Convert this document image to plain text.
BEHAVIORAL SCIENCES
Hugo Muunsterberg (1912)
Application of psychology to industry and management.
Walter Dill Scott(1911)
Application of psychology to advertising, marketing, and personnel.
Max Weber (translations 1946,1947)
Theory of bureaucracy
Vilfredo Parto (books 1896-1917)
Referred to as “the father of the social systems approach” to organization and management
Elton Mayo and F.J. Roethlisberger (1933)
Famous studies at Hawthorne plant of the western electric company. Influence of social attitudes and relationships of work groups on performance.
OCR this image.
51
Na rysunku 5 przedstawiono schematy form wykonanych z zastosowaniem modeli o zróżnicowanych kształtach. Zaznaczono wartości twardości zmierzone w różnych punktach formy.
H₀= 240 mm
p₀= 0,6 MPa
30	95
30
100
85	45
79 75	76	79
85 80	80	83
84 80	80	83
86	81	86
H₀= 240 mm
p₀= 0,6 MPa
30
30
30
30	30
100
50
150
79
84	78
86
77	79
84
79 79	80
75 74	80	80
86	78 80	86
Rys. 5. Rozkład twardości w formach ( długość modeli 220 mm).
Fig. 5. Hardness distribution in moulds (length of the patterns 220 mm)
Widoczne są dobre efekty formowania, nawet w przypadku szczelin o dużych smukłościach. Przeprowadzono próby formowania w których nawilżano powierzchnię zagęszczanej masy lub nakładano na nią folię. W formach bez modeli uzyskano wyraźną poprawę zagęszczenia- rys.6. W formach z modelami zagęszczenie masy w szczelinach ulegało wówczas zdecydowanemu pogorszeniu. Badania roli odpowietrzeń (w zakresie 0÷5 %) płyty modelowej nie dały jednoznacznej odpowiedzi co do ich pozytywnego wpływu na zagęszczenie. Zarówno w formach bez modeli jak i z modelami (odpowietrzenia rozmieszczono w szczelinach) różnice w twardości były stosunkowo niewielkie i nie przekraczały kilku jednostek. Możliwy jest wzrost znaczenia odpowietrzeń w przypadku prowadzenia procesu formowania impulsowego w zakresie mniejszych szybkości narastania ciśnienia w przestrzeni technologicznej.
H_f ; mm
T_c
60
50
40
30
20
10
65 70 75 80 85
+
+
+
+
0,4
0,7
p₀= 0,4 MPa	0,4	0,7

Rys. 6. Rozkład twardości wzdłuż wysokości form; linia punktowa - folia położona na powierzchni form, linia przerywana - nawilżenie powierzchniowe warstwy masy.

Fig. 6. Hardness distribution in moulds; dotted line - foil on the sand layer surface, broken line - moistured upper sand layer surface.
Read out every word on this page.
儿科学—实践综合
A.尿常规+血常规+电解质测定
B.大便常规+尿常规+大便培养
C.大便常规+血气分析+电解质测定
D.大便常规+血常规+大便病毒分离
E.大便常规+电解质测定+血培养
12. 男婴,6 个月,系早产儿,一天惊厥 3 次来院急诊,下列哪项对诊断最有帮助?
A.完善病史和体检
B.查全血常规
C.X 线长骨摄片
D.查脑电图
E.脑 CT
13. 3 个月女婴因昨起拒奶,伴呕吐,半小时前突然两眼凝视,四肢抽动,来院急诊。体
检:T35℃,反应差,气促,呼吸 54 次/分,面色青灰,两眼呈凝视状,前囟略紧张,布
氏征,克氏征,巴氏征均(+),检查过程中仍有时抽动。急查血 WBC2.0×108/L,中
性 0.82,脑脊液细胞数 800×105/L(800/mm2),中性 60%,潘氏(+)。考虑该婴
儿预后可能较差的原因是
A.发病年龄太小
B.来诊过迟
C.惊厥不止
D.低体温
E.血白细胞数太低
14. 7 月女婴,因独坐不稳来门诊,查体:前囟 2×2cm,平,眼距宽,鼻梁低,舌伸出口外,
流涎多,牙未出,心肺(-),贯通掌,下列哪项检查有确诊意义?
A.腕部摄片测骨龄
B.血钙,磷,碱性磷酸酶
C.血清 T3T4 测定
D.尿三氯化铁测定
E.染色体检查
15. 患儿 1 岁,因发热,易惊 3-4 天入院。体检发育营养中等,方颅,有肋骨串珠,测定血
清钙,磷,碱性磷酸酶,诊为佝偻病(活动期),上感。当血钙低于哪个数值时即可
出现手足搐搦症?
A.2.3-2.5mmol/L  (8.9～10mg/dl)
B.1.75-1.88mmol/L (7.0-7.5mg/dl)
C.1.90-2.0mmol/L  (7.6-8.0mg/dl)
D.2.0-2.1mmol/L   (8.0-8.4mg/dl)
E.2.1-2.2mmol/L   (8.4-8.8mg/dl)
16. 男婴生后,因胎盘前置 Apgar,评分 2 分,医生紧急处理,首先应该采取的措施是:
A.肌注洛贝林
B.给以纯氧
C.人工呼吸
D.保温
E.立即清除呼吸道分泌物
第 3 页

..............................

Stated goal
Transcribe the data above in full, exactly.

Full response
Convert this document image to plain text.
BEHAVIORAL SCIENCES
Hugo Muunsterberg (1912)
Application of psychology to industry and management.
Walter Dill Scott(1911)
Application of psychology to advertising, marketing, and personnel.
Max Weber (translations 1946,1947)
Theory of bureaucracy
Vilfredo Parto (books 1896-1917)
Referred to as “the father of the social systems approach” to organization and management
Elton Mayo and F.J. Roethlisberger (1933)
Famous studies at Hawthorne plant of the western electric company. Influence of social attitudes and relationships of work groups on performance.
OCR this image.
51
Na rysunku 5 przedstawiono schematy form wykonanych z zastosowaniem modeli o zróżnicowanych kształtach. Zaznaczono wartości twardości zmierzone w różnych punktach formy.
H₀= 240 mm
p₀= 0,6 MPa
30	95
30
100
85	45
79 75	76	79
85 80	80	83
84 80	80	83
86	81	86
H₀= 240 mm
p₀= 0,6 MPa
30
30
30
30	30
100
50
150
79
84	78
86
77	79
84
79 79	80
75 74	80	80
86	78 80	86
Rys. 5. Rozkład twardości w formach ( długość modeli 220 mm).
Fig. 5. Hardness distribution in moulds (length of the patterns 220 mm)
Widoczne są dobre efekty formowania, nawet w przypadku szczelin o dużych smukłościach. Przeprowadzono próby formowania w których nawilżano powierzchnię zagęszczanej masy lub nakładano na nią folię. W formach bez modeli uzyskano wyraźną poprawę zagęszczenia- rys.6. W formach z modelami zagęszczenie masy w szczelinach ulegało wówczas zdecydowanemu pogorszeniu. Badania roli odpowietrzeń (w zakresie 0÷5 %) płyty modelowej nie dały jednoznacznej odpowiedzi co do ich pozytywnego wpływu na zagęszczenie. Zarówno w formach bez modeli jak i z modelami (odpowietrzenia rozmieszczono w szczelinach) różnice w twardości były stosunkowo niewielkie i nie przekraczały kilku jednostek. Możliwy jest wzrost znaczenia odpowietrzeń w przypadku prowadzenia procesu formowania impulsowego w zakresie mniejszych szybkości narastania ciśnienia w przestrzeni technologicznej.
H_f ; mm
T_c
60
50
40
30
20
10
65 70 75 80 85
+
+
+
+
0,4
0,7
p₀= 0,4 MPa	0,4	0,7

Rys. 6. Rozkład twardości wzdłuż wysokości form; linia punktowa - folia położona na powierzchni form, linia przerywana - nawilżenie powierzchniowe warstwy masy.

Fig. 6. Hardness distribution in moulds; dotted line - foil on the sand layer surface, broken line - moistured upper sand layer surface.
Read out every word on this page.
儿科学—实践综合
A.尿常规+血常规+电解质测定
B.大便常规+尿常规+大便培养
C.大便常规+血气分析+电解质测定
D.大便常规+血常规+大便病毒分离
E.大便常规+电解质测定+血培养
12. 男婴,6 个月,系早产儿,一天惊厥 3 次来院急诊,下列哪项对诊断最有帮助?
A.完善病史和体检
B.查全血常规
C.X 线长骨摄片
D.查脑电图
E.脑 CT
13. 3 个月女婴因昨起拒奶,伴呕吐,半小时前突然两眼凝视,四肢抽动,来院急诊。体
检:T35℃,反应差,气促,呼吸 54 次/分,面色青灰,两眼呈凝视状,前囟略紧张,布
氏征,克氏征,巴氏征均(+),检查过程中仍有时抽动。急查血 WBC2.0×108/L,中
性 0.82,脑脊液细胞数 800×105/L(800/mm2),中性 60%,潘氏(+)。考虑该婴
儿预后可能较差的原因是
A.发病年龄太小
B.来诊过迟
C.惊厥不止
D.低体温
E.血白细胞数太低
14. 7 月女婴,因独坐不稳来门诊,查体:前囟 2×2cm,平,眼距宽,鼻梁低,舌伸出口外,
流涎多,牙未出,心肺(-),贯通掌,下列哪项检查有确诊意义?
A.腕部摄片测骨龄
B.血钙,磷,碱性磷酸酶
C.血清 T3T4 测定
D.尿三氯化铁测定
E.染色体检查
15. 患儿 1 岁,因发热,易惊 3-4 天入院。体检发育营养中等,方颅,有肋骨串珠,测定血
清钙,磷,碱性磷酸酶,诊为佝偻病(活动期),上感。当血钙低于哪个数值时即可
出现手足搐搦症?
A.2.3-2.5mmol/L  (8.9～10mg/dl)
B.1.75-1.88mmol/L (7.0-7.5mg/dl)
C.1.90-2.0mmol/L  (7.6-8.0mg/dl)
D.2.0-2.1mmol/L   (8.0-8.4mg/dl)
E.2.1-2.2mmol/L   (8.4-8.8mg/dl)
16. 男婴生后,因胎盘前置 Apgar,评分 2 分,医生紧急处理,首先应该采取的措施是:
A.肌注洛贝林
B.给以纯氧
C.人工呼吸
D.保温
E.立即清除呼吸道分泌物
第 3 页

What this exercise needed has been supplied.